> Direction: Find the line containing "Enumerate this screenshot's". Return it and every line after it, unchanged, up to and including the last line.

> Data for processing:
============

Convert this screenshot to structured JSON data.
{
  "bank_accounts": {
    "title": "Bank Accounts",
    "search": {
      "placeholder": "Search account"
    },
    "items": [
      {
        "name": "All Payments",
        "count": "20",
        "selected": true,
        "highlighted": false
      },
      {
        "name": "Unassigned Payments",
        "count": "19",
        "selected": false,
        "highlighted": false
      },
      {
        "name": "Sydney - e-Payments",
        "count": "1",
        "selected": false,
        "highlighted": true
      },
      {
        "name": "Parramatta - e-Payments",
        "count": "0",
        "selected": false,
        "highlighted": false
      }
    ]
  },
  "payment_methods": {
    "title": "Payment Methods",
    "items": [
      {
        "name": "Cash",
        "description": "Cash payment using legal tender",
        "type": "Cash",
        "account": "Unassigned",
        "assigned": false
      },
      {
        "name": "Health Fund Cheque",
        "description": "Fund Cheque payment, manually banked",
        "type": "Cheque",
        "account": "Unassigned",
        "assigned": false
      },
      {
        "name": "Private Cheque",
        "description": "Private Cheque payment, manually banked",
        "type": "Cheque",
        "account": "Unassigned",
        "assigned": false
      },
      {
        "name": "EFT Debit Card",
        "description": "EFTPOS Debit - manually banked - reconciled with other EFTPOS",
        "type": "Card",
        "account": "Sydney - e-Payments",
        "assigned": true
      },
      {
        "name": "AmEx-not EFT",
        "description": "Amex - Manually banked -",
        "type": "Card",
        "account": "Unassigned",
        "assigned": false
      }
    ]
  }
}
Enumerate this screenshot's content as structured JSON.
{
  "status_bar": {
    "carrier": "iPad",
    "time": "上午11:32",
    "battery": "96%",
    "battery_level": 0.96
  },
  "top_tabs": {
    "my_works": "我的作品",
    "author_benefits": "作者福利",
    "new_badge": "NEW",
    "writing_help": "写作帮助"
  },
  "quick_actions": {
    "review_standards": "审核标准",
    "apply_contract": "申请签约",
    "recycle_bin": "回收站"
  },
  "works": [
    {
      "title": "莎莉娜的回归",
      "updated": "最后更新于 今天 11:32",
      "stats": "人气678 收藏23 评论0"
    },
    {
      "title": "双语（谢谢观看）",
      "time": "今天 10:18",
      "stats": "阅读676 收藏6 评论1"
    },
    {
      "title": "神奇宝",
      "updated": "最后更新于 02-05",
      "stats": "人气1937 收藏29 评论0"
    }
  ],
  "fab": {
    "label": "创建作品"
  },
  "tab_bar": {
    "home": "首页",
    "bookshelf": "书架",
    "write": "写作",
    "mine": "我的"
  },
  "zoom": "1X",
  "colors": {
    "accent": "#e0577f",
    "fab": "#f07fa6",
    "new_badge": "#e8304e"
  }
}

============

> Result below:
Enumerate this screenshot's content as structured JSON.
{
  "status_bar": {
    "carrier": "iPad",
    "time": "上午11:32",
    "battery": "96%",
    "battery_level": 0.96
  },
  "top_tabs": {
    "my_works": "我的作品",
    "author_benefits": "作者福利",
    "new_badge": "NEW",
    "writing_help": "写作帮助"
  },
  "quick_actions": {
    "review_standards": "审核标准",
    "apply_contract": "申请签约",
    "recycle_bin": "回收站"
  },
  "works": [
    {
      "title": "莎莉娜的回归",
      "updated": "最后更新于 今天 11:32",
      "stats": "人气678 收藏23 评论0"
    },
    {
      "title": "双语（谢谢观看）",
      "time": "今天 10:18",
      "stats": "阅读676 收藏6 评论1"
    },
    {
      "title": "神奇宝",
      "updated": "最后更新于 02-05",
      "stats": "人气1937 收藏29 评论0"
    }
  ],
  "fab": {
    "label": "创建作品"
  },
  "tab_bar": {
    "home": "首页",
    "bookshelf": "书架",
    "write": "写作",
    "mine": "我的"
  },
  "zoom": "1X",
  "colors": {
    "accent": "#e0577f",
    "fab": "#f07fa6",
    "new_badge": "#e8304e"
  }
}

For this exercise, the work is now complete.